───── ENTRIES PROVIDED

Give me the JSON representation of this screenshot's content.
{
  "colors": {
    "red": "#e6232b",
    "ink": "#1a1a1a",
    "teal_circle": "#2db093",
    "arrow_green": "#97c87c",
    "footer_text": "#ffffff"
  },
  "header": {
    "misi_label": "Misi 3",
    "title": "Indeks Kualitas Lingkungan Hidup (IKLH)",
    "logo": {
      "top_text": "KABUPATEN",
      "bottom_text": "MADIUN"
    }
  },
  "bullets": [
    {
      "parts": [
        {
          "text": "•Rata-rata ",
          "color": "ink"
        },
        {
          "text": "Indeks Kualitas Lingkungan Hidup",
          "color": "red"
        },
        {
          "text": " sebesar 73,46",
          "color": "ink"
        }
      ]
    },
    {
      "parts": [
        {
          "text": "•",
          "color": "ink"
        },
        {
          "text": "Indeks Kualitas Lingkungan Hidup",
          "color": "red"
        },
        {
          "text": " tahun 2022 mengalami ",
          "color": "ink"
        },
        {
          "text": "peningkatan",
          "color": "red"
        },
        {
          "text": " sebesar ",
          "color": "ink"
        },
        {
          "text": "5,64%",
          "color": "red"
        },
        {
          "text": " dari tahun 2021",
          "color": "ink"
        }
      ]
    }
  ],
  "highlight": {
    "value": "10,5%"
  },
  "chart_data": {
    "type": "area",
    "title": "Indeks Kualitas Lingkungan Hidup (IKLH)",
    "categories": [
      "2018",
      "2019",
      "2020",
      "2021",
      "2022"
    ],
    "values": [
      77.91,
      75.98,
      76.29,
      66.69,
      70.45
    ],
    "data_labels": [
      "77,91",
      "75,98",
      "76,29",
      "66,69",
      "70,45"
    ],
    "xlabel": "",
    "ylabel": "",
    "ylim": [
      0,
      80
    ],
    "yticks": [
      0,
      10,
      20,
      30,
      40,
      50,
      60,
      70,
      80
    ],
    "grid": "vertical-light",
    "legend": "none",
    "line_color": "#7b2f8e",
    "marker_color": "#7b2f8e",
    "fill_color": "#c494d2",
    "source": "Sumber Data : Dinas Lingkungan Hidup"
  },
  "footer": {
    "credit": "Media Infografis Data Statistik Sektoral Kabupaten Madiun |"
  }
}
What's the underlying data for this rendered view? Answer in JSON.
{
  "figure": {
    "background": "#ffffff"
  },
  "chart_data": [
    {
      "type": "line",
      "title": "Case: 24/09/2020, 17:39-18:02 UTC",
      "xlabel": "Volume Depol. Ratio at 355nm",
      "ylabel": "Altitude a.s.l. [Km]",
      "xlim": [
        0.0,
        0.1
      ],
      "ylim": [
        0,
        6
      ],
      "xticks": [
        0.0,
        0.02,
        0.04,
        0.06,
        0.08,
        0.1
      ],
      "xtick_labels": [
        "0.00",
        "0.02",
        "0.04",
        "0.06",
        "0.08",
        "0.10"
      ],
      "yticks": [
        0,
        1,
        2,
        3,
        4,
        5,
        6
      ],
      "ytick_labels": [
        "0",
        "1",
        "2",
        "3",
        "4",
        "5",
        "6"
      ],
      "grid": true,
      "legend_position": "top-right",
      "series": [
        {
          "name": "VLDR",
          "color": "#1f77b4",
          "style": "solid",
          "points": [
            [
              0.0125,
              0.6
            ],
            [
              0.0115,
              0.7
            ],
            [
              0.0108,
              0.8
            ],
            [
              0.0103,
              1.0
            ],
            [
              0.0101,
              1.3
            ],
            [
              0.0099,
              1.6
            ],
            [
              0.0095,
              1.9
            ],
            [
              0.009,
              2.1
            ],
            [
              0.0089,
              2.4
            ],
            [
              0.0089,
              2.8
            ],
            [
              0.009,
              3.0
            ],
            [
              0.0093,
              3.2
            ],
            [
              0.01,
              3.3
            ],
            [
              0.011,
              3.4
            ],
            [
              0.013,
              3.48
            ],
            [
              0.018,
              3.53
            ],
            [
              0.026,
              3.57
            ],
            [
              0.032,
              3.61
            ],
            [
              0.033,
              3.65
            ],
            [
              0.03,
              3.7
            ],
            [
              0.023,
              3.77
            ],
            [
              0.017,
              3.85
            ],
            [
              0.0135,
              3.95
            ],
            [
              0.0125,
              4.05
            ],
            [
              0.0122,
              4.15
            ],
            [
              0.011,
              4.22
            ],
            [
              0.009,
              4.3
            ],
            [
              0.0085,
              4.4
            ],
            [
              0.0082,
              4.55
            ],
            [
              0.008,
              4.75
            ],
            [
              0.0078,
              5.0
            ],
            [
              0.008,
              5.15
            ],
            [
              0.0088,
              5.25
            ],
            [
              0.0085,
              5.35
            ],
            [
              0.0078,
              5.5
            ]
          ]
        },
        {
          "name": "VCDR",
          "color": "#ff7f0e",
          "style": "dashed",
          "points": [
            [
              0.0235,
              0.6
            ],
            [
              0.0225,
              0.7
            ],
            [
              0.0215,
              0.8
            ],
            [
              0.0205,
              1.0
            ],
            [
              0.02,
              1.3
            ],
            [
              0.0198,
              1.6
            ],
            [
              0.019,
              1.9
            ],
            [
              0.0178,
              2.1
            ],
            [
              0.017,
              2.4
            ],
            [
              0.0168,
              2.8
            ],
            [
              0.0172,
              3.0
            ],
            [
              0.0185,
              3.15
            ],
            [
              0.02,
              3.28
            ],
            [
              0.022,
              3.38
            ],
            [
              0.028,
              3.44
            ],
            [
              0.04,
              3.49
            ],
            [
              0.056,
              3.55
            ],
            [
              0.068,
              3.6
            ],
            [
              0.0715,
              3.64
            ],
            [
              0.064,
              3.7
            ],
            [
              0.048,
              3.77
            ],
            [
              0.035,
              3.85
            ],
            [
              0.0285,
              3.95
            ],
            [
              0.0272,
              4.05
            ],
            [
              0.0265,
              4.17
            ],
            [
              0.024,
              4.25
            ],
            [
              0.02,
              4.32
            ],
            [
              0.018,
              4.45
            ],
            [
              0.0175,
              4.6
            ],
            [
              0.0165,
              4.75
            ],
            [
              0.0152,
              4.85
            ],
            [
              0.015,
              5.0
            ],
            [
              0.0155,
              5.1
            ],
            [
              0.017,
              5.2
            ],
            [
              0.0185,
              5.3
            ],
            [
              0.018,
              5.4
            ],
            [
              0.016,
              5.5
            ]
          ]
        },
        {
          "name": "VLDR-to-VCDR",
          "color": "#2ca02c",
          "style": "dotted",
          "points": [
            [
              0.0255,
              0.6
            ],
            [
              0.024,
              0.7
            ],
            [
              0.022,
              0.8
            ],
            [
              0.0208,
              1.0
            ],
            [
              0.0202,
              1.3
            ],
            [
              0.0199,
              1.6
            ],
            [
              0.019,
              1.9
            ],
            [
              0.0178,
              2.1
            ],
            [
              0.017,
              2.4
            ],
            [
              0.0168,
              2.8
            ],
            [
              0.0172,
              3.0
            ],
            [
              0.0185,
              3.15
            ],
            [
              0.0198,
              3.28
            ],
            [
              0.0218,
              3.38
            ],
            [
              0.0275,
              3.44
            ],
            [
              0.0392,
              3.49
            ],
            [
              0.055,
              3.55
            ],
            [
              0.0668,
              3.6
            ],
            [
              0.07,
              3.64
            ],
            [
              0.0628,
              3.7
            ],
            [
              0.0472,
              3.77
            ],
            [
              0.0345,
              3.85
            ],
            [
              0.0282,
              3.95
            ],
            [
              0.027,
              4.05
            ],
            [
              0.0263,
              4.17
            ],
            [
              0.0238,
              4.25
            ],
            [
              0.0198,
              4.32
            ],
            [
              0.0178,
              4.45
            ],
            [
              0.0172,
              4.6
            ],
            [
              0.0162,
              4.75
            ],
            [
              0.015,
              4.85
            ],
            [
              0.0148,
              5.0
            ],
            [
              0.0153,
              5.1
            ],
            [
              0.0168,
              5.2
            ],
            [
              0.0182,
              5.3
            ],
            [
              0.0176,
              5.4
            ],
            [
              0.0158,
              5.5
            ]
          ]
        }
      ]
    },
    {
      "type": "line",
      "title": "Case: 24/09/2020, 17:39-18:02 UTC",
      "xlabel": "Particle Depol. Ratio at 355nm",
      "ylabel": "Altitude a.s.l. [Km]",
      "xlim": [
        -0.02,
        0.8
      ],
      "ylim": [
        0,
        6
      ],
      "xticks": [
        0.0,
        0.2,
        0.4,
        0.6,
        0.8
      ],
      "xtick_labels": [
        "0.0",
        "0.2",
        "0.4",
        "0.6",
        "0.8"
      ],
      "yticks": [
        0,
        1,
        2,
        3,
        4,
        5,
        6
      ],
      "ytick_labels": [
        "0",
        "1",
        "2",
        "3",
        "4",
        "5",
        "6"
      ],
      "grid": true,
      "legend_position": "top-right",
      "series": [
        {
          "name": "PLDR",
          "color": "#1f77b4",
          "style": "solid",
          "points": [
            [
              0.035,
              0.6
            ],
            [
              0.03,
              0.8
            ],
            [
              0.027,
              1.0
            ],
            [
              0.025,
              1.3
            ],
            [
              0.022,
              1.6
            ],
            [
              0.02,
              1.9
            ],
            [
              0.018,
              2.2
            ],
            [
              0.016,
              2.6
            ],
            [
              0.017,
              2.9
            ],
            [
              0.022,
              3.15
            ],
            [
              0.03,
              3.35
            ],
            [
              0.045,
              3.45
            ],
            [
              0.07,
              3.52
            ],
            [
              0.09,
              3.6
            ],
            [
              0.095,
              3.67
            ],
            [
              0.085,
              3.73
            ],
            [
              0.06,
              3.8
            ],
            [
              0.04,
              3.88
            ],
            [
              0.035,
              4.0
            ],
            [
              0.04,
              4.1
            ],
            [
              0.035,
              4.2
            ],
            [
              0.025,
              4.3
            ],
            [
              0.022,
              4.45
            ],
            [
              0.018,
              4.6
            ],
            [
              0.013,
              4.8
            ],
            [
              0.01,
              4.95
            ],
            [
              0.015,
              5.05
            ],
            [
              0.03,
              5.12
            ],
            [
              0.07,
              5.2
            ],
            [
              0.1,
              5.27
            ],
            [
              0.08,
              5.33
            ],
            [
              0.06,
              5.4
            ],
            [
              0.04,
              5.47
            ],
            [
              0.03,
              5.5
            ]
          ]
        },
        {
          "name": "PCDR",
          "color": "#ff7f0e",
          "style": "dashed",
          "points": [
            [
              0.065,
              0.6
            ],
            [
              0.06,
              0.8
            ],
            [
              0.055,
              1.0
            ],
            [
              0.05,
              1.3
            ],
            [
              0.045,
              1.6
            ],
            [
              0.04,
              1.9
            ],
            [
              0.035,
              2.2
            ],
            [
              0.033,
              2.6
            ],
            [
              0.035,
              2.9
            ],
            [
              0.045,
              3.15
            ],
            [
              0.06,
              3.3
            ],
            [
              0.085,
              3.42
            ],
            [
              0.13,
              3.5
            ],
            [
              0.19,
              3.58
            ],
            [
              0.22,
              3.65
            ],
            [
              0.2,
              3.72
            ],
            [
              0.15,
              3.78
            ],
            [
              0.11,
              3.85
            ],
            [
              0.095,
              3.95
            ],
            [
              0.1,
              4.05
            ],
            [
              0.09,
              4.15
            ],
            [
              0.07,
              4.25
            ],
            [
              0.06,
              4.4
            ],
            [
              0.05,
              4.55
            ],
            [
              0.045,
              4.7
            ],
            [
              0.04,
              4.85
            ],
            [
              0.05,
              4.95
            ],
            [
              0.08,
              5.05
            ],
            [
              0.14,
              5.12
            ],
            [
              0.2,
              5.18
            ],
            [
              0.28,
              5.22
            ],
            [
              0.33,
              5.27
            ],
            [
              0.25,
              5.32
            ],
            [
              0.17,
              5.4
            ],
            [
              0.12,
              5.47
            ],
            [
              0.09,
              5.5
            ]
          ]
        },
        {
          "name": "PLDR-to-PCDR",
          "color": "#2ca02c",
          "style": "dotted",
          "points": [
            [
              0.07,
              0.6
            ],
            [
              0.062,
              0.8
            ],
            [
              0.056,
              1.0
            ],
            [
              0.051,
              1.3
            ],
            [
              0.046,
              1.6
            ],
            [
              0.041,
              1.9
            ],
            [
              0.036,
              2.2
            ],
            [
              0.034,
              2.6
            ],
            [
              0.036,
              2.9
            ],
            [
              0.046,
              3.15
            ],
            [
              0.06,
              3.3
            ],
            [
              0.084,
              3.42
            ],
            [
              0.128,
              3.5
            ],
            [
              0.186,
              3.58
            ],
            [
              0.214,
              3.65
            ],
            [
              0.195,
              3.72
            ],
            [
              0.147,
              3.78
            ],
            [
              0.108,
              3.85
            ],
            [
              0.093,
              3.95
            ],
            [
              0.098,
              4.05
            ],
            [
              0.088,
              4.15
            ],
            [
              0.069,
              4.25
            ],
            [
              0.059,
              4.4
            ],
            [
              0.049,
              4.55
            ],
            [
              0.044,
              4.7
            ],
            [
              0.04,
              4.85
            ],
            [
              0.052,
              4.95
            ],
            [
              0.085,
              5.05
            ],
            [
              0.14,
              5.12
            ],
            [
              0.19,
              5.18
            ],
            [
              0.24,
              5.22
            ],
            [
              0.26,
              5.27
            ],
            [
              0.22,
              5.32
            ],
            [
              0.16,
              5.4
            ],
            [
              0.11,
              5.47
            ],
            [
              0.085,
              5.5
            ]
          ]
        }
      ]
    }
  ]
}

──────────

Select, from the listing, all lines that include the word "this".

> [EXERCISE OUTPUT]:
Give me the JSON representation of this screenshot's content.
What's the underlying data for this rendered view? Answer in JSON.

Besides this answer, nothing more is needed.